_Given problem_:
Using the listing below, copy every line that mentions "brought".
►
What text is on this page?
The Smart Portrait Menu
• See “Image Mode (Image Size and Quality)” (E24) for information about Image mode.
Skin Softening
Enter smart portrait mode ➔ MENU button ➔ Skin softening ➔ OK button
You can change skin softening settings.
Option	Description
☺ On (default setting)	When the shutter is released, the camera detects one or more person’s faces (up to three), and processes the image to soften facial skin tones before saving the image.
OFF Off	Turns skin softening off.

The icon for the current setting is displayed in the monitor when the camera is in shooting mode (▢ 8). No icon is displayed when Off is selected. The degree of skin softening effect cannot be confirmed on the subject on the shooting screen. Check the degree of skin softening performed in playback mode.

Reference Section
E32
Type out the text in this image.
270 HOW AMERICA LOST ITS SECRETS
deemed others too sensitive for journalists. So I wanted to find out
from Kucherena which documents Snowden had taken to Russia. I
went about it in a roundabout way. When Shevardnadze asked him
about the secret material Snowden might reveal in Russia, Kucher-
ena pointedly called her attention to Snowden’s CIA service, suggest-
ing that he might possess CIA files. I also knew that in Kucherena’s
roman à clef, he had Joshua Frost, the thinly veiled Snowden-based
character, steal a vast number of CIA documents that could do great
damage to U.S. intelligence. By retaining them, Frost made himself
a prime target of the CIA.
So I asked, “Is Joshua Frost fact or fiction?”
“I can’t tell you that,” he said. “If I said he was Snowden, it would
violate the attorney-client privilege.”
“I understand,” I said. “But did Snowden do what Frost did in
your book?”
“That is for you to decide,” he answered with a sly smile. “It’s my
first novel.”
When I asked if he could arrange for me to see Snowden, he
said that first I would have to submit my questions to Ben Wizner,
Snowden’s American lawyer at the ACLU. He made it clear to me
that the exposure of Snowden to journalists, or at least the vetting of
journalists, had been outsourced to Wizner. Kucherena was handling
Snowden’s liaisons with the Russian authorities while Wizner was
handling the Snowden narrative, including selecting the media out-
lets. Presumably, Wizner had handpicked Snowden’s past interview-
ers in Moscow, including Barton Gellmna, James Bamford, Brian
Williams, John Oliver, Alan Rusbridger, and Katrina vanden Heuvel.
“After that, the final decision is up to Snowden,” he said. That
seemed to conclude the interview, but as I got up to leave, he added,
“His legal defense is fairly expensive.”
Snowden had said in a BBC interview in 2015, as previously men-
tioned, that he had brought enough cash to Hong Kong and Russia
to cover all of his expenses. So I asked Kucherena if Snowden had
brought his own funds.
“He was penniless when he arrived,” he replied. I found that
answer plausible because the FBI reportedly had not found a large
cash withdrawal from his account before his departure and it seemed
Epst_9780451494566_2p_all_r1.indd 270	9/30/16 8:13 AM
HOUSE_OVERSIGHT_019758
◄
_Expected output_:
tioned, that he had brought enough cash to Hong Kong and Russia
brought his own funds.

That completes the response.